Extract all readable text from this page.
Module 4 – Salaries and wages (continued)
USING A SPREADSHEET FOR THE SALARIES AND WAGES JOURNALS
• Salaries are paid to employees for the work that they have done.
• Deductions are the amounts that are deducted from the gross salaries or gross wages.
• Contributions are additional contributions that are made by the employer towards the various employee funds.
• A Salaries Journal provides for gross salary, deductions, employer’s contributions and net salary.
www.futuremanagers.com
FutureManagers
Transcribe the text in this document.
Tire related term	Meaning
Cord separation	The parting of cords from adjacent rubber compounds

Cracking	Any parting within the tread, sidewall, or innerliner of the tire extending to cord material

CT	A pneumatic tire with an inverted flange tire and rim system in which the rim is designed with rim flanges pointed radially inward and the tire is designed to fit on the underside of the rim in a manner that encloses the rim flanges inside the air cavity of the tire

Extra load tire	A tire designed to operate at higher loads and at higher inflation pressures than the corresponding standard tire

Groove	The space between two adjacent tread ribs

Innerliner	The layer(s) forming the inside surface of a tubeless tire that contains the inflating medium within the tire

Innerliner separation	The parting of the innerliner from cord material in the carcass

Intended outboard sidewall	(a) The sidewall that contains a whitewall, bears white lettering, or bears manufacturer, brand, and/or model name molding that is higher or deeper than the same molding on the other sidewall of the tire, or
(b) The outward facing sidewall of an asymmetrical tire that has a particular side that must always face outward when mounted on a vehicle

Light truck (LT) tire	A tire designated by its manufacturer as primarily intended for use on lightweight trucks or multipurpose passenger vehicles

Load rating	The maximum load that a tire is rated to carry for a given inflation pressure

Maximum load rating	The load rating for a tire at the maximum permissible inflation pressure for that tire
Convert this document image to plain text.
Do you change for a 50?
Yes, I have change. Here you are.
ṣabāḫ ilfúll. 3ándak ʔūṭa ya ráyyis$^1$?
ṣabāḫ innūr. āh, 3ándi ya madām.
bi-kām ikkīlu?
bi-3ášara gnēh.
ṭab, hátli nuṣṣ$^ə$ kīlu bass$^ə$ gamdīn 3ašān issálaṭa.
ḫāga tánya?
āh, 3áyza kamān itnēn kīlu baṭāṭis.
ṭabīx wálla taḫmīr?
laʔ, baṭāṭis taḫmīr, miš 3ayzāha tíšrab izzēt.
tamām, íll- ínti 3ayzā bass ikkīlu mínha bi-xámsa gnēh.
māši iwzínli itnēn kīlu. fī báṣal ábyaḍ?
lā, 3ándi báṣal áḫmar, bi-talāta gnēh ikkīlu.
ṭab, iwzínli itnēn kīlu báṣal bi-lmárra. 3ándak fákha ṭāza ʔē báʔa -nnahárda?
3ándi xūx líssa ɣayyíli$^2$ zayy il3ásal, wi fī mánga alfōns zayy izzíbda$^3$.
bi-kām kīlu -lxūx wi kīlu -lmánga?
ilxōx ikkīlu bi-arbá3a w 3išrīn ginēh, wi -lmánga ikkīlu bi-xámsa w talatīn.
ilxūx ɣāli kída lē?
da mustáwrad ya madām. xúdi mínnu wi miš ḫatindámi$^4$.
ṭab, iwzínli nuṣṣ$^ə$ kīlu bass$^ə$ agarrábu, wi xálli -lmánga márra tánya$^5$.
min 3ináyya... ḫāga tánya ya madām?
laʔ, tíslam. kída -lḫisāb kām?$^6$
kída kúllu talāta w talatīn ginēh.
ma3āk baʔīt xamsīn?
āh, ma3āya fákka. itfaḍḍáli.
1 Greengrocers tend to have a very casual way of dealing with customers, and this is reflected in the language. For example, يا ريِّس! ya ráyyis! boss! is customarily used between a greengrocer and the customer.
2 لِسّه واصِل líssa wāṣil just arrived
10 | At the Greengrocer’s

- What the task asks -
Transcribe the whole listing exactly.

- Reply -
Extract all readable text from this page.
Module 4 – Salaries and wages (continued)
USING A SPREADSHEET FOR THE SALARIES AND WAGES JOURNALS
• Salaries are paid to employees for the work that they have done.
• Deductions are the amounts that are deducted from the gross salaries or gross wages.
• Contributions are additional contributions that are made by the employer towards the various employee funds.
• A Salaries Journal provides for gross salary, deductions, employer’s contributions and net salary.
www.futuremanagers.com
FutureManagers
Transcribe the text in this document.
Tire related term	Meaning
Cord separation	The parting of cords from adjacent rubber compounds

Cracking	Any parting within the tread, sidewall, or innerliner of the tire extending to cord material

CT	A pneumatic tire with an inverted flange tire and rim system in which the rim is designed with rim flanges pointed radially inward and the tire is designed to fit on the underside of the rim in a manner that encloses the rim flanges inside the air cavity of the tire

Extra load tire	A tire designed to operate at higher loads and at higher inflation pressures than the corresponding standard tire

Groove	The space between two adjacent tread ribs

Innerliner	The layer(s) forming the inside surface of a tubeless tire that contains the inflating medium within the tire

Innerliner separation	The parting of the innerliner from cord material in the carcass

Intended outboard sidewall	(a) The sidewall that contains a whitewall, bears white lettering, or bears manufacturer, brand, and/or model name molding that is higher or deeper than the same molding on the other sidewall of the tire, or
(b) The outward facing sidewall of an asymmetrical tire that has a particular side that must always face outward when mounted on a vehicle

Light truck (LT) tire	A tire designated by its manufacturer as primarily intended for use on lightweight trucks or multipurpose passenger vehicles

Load rating	The maximum load that a tire is rated to carry for a given inflation pressure

Maximum load rating	The load rating for a tire at the maximum permissible inflation pressure for that tire
Convert this document image to plain text.
Do you change for a 50?
Yes, I have change. Here you are.
ṣabāḫ ilfúll. 3ándak ʔūṭa ya ráyyis$^1$?
ṣabāḫ innūr. āh, 3ándi ya madām.
bi-kām ikkīlu?
bi-3ášara gnēh.
ṭab, hátli nuṣṣ$^ə$ kīlu bass$^ə$ gamdīn 3ašān issálaṭa.
ḫāga tánya?
āh, 3áyza kamān itnēn kīlu baṭāṭis.
ṭabīx wálla taḫmīr?
laʔ, baṭāṭis taḫmīr, miš 3ayzāha tíšrab izzēt.
tamām, íll- ínti 3ayzā bass ikkīlu mínha bi-xámsa gnēh.
māši iwzínli itnēn kīlu. fī báṣal ábyaḍ?
lā, 3ándi báṣal áḫmar, bi-talāta gnēh ikkīlu.
ṭab, iwzínli itnēn kīlu báṣal bi-lmárra. 3ándak fákha ṭāza ʔē báʔa -nnahárda?
3ándi xūx líssa ɣayyíli$^2$ zayy il3ásal, wi fī mánga alfōns zayy izzíbda$^3$.
bi-kām kīlu -lxūx wi kīlu -lmánga?
ilxōx ikkīlu bi-arbá3a w 3išrīn ginēh, wi -lmánga ikkīlu bi-xámsa w talatīn.
ilxūx ɣāli kída lē?
da mustáwrad ya madām. xúdi mínnu wi miš ḫatindámi$^4$.
ṭab, iwzínli nuṣṣ$^ə$ kīlu bass$^ə$ agarrábu, wi xálli -lmánga márra tánya$^5$.
min 3ináyya... ḫāga tánya ya madām?
laʔ, tíslam. kída -lḫisāb kām?$^6$
kída kúllu talāta w talatīn ginēh.
ma3āk baʔīt xamsīn?
āh, ma3āya fákka. itfaḍḍáli.
1 Greengrocers tend to have a very casual way of dealing with customers, and this is reflected in the language. For example, يا ريِّس! ya ráyyis! boss! is customarily used between a greengrocer and the customer.
2 لِسّه واصِل líssa wāṣil just arrived
10 | At the Greengrocer’s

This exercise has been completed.